_What this task involves_. Go through the data below and count every line that has the word "decreasing". Return only the count.

━━━

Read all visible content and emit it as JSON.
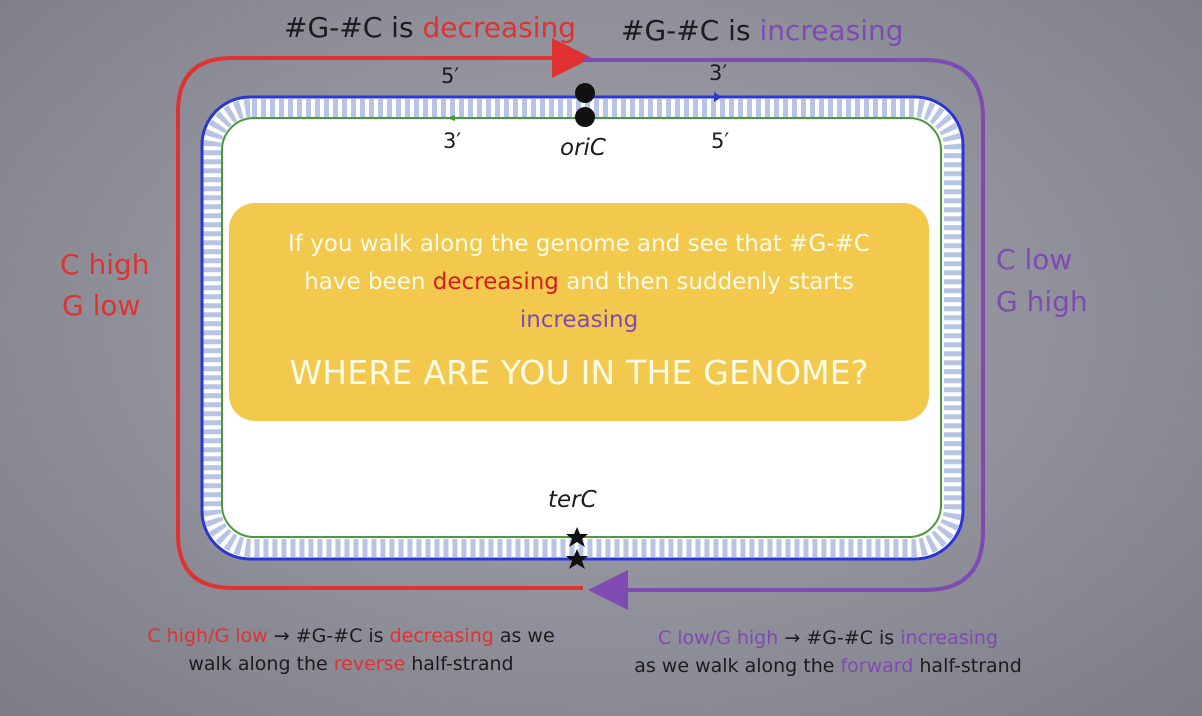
{
  "top": {
    "left_prefix": "#G-#C is ",
    "left_emph": "decreasing",
    "right_prefix": "#G-#C is ",
    "right_emph": "increasing"
  },
  "strand": {
    "top_left_5": "5′",
    "top_right_3": "3′",
    "inner_left_3": "3′",
    "inner_right_5": "5′"
  },
  "labels": {
    "oric": "oriC",
    "terc": "terC"
  },
  "sides": {
    "left_line1": "C high",
    "left_line2": "G low",
    "right_line1": "C low",
    "right_line2": "G high"
  },
  "callout": {
    "line1": "If you walk along the genome and see that  #G-#C",
    "line2_prefix": "have been ",
    "line2_emph": "decreasing",
    "line2_suffix": "  and then suddenly starts",
    "line3": "increasing",
    "question": "WHERE ARE YOU IN THE  GENOME?"
  },
  "caption_left": {
    "a": "C high/G low",
    "b": " → #G-#C is ",
    "c": "decreasing",
    "d": " as we",
    "e": "walk along the ",
    "f": "reverse",
    "g": " half-strand"
  },
  "caption_right": {
    "a": "C low/G high",
    "b": " → #G-#C is ",
    "c": "increasing",
    "d": "as we walk  along the ",
    "e": "forward",
    "f": " half-strand"
  },
  "colors": {
    "red": "#e03231",
    "purple": "#7f4bb3",
    "blue_strand": "#2b35d6",
    "green_strand": "#4a9a3a",
    "callout_bg": "#f2c94c"
  }
}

━━━

_Answer for this exercise_. 3